→ **What the exercise asks**: Copy the data below exactly, omitting any picture it contains.

--- Start Data supplied ---

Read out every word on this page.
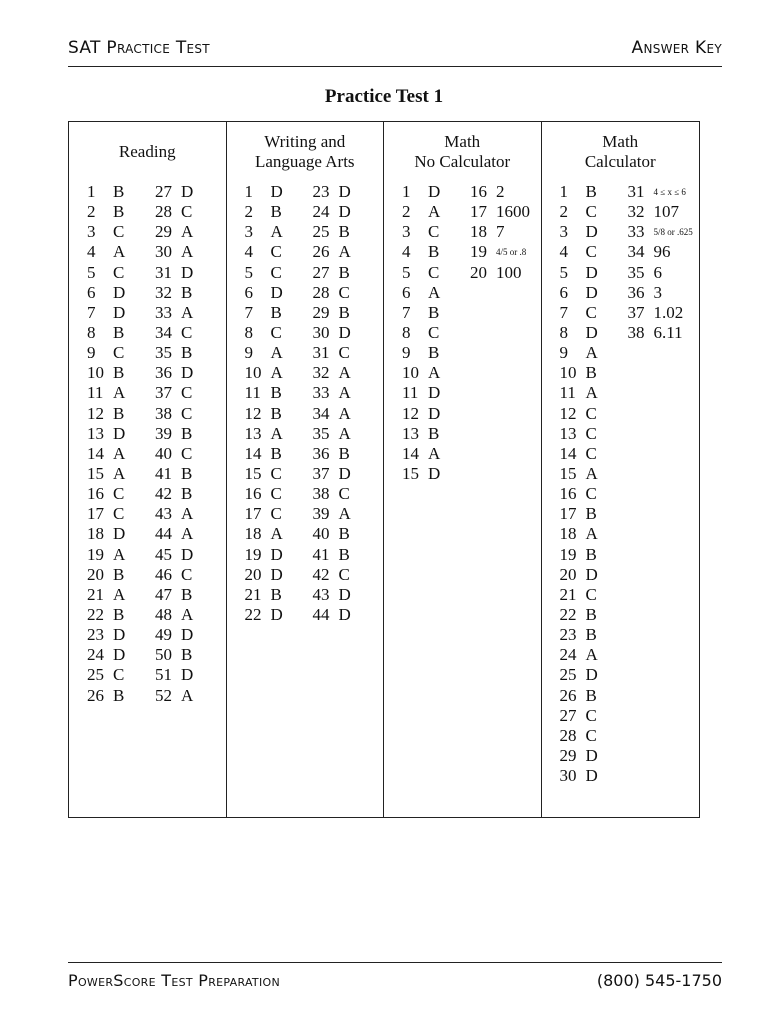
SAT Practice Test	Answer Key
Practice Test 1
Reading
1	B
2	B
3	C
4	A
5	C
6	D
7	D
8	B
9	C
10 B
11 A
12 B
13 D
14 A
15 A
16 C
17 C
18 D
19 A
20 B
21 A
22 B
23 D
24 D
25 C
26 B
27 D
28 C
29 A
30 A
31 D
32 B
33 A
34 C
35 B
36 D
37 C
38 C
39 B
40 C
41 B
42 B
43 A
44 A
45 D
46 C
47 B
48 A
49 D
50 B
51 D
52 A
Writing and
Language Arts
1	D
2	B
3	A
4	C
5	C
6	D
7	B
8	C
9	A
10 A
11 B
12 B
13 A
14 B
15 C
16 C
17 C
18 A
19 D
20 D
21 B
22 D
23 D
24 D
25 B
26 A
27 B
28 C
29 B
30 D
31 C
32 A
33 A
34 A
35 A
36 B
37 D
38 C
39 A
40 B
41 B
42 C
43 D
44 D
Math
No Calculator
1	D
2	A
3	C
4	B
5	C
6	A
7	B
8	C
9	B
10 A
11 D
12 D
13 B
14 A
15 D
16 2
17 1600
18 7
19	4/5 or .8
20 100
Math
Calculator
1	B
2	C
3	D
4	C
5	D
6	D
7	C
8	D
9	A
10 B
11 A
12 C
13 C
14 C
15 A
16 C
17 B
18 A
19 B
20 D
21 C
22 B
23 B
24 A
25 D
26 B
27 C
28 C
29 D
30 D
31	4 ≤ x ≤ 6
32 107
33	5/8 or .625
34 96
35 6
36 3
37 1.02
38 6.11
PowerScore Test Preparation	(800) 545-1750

--- End Data supplied ---

→ **Exercise result**:
Read out every word on this page.
SAT Practice Test	Answer Key
Practice Test 1
Reading
1	B
2	B
3	C
4	A
5	C
6	D
7	D
8	B
9	C
10 B
11 A
12 B
13 D
14 A
15 A
16 C
17 C
18 D
19 A
20 B
21 A
22 B
23 D
24 D
25 C
26 B
27 D
28 C
29 A
30 A
31 D
32 B
33 A
34 C
35 B
36 D
37 C
38 C
39 B
40 C
41 B
42 B
43 A
44 A
45 D
46 C
47 B
48 A
49 D
50 B
51 D
52 A
Writing and
Language Arts
1	D
2	B
3	A
4	C
5	C
6	D
7	B
8	C
9	A
10 A
11 B
12 B
13 A
14 B
15 C
16 C
17 C
18 A
19 D
20 D
21 B
22 D
23 D
24 D
25 B
26 A
27 B
28 C
29 B
30 D
31 C
32 A
33 A
34 A
35 A
36 B
37 D
38 C
39 A
40 B
41 B
42 C
43 D
44 D
Math
No Calculator
1	D
2	A
3	C
4	B
5	C
6	A
7	B
8	C
9	B
10 A
11 D
12 D
13 B
14 A
15 D
16 2
17 1600
18 7
19	4/5 or .8
20 100
Math
Calculator
1	B
2	C
3	D
4	C
5	D
6	D
7	C
8	D
9	A
10 B
11 A
12 C
13 C
14 C
15 A
16 C
17 B
18 A
19 B
20 D
21 C
22 B
23 B
24 A
25 D
26 B
27 C
28 C
29 D
30 D
31	4 ≤ x ≤ 6
32 107
33	5/8 or .625
34 96
35 6
36 3
37 1.02
38 6.11
PowerScore Test Preparation	(800) 545-1750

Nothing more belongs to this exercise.